Rows »
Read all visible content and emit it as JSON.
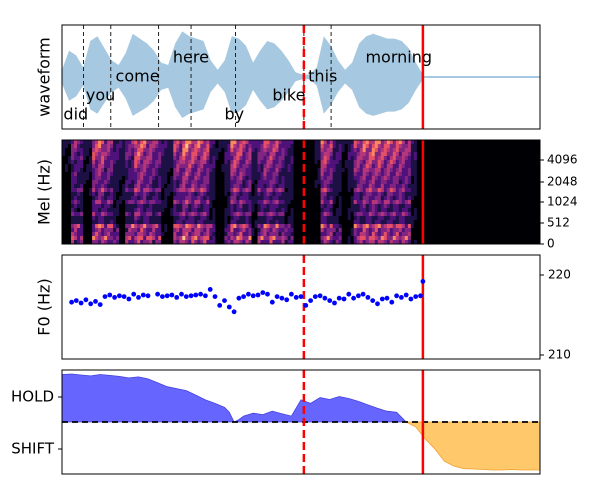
{
  "chart_data": [
    {
      "type": "area",
      "panel": "waveform",
      "ylabel": "waveform",
      "words": [
        "did",
        "you",
        "come",
        "here",
        "by",
        "bike",
        "this",
        "morning"
      ],
      "word_boundaries": [
        0.045,
        0.102,
        0.202,
        0.27,
        0.363,
        0.506,
        0.563
      ],
      "dashed_marker": 0.506,
      "solid_marker": 0.755,
      "audio_end": 0.755,
      "envelope": [
        0.15,
        0.55,
        0.45,
        0.2,
        0.75,
        0.85,
        0.6,
        0.35,
        0.25,
        0.5,
        0.9,
        0.8,
        0.7,
        0.55,
        0.3,
        0.25,
        0.7,
        0.95,
        0.85,
        0.8,
        0.75,
        0.35,
        0.15,
        0.35,
        0.85,
        0.8,
        0.65,
        0.3,
        0.55,
        0.75,
        0.7,
        0.55,
        0.35,
        0.1,
        0.05,
        0.05,
        0.2,
        0.85,
        0.65,
        0.35,
        0.15,
        0.3,
        0.7,
        0.85,
        0.9,
        0.85,
        0.8,
        0.8,
        0.75,
        0.6,
        0.3,
        0.05
      ],
      "color": "#a6c8e0",
      "line_color": "#ff0000"
    },
    {
      "type": "heatmap",
      "panel": "mel",
      "ylabel": "Mel (Hz)",
      "yticks": [
        "4096",
        "2048",
        "1024",
        "512",
        "0"
      ],
      "content_end": 0.755,
      "colormap": "magma"
    },
    {
      "type": "scatter",
      "panel": "f0",
      "ylabel": "F0 (Hz)",
      "yticks": [
        "220",
        "210"
      ],
      "ylim": [
        209.5,
        222.5
      ],
      "color": "#0000ff",
      "x": [
        0.02,
        0.03,
        0.04,
        0.05,
        0.06,
        0.07,
        0.08,
        0.09,
        0.1,
        0.11,
        0.12,
        0.13,
        0.14,
        0.15,
        0.16,
        0.17,
        0.18,
        0.2,
        0.21,
        0.22,
        0.23,
        0.24,
        0.25,
        0.26,
        0.27,
        0.28,
        0.29,
        0.3,
        0.31,
        0.32,
        0.33,
        0.34,
        0.35,
        0.36,
        0.37,
        0.38,
        0.39,
        0.4,
        0.41,
        0.42,
        0.43,
        0.44,
        0.45,
        0.46,
        0.47,
        0.48,
        0.49,
        0.5,
        0.51,
        0.52,
        0.53,
        0.54,
        0.55,
        0.56,
        0.57,
        0.58,
        0.59,
        0.6,
        0.61,
        0.62,
        0.63,
        0.64,
        0.65,
        0.66,
        0.67,
        0.68,
        0.69,
        0.7,
        0.71,
        0.72,
        0.73,
        0.74,
        0.75,
        0.755
      ],
      "y": [
        216.6,
        216.8,
        216.5,
        216.9,
        216.4,
        216.7,
        216.3,
        217.3,
        217.5,
        217.2,
        217.4,
        217.3,
        217.0,
        217.6,
        217.2,
        217.5,
        217.4,
        217.6,
        217.3,
        217.4,
        217.5,
        217.2,
        217.6,
        217.3,
        217.4,
        217.5,
        217.6,
        217.4,
        218.2,
        217.3,
        216.2,
        216.8,
        216.0,
        215.4,
        217.1,
        217.3,
        217.6,
        217.4,
        217.5,
        217.8,
        217.6,
        216.6,
        217.3,
        217.1,
        216.9,
        217.6,
        217.2,
        217.3,
        216.2,
        216.8,
        217.3,
        217.4,
        217.1,
        216.8,
        216.5,
        217.1,
        217.0,
        217.6,
        217.1,
        217.4,
        217.6,
        217.2,
        216.8,
        216.4,
        217.0,
        217.1,
        216.6,
        217.4,
        217.2,
        217.5,
        217.0,
        217.3,
        217.4,
        219.2
      ]
    },
    {
      "type": "area",
      "panel": "turn",
      "yticks": [
        "HOLD",
        "SHIFT"
      ],
      "hold_color": "#6666ff",
      "shift_color": "#ffc86b",
      "hold_x": [
        0.0,
        0.02,
        0.04,
        0.06,
        0.08,
        0.1,
        0.12,
        0.14,
        0.16,
        0.18,
        0.2,
        0.22,
        0.24,
        0.26,
        0.28,
        0.3,
        0.32,
        0.34,
        0.35,
        0.36,
        0.37,
        0.38,
        0.4,
        0.42,
        0.44,
        0.46,
        0.48,
        0.5,
        0.52,
        0.54,
        0.56,
        0.58,
        0.6,
        0.62,
        0.64,
        0.66,
        0.68,
        0.7,
        0.72
      ],
      "hold_y": [
        0.97,
        0.98,
        0.96,
        0.94,
        0.97,
        0.95,
        0.93,
        0.9,
        0.92,
        0.88,
        0.8,
        0.72,
        0.68,
        0.64,
        0.55,
        0.45,
        0.38,
        0.3,
        0.2,
        0.0,
        0.05,
        0.12,
        0.18,
        0.15,
        0.22,
        0.17,
        0.12,
        0.45,
        0.38,
        0.5,
        0.46,
        0.52,
        0.48,
        0.42,
        0.35,
        0.28,
        0.22,
        0.2,
        0.0
      ],
      "shift_x": [
        0.72,
        0.74,
        0.76,
        0.78,
        0.8,
        0.82,
        0.84,
        0.86,
        0.88,
        0.9,
        0.92,
        0.94,
        0.96,
        0.98,
        1.0
      ],
      "shift_y": [
        0.0,
        0.1,
        0.35,
        0.55,
        0.8,
        0.9,
        0.95,
        0.96,
        0.97,
        0.98,
        0.98,
        0.97,
        0.98,
        0.98,
        0.98
      ],
      "zero_line": "dashed"
    }
  ]
}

Problem to work on »
Spot every line that holds "ylabel" and copy it.

The result »
      "ylabel": "waveform",
      "ylabel": "Mel (Hz)",
      "ylabel": "F0 (Hz)",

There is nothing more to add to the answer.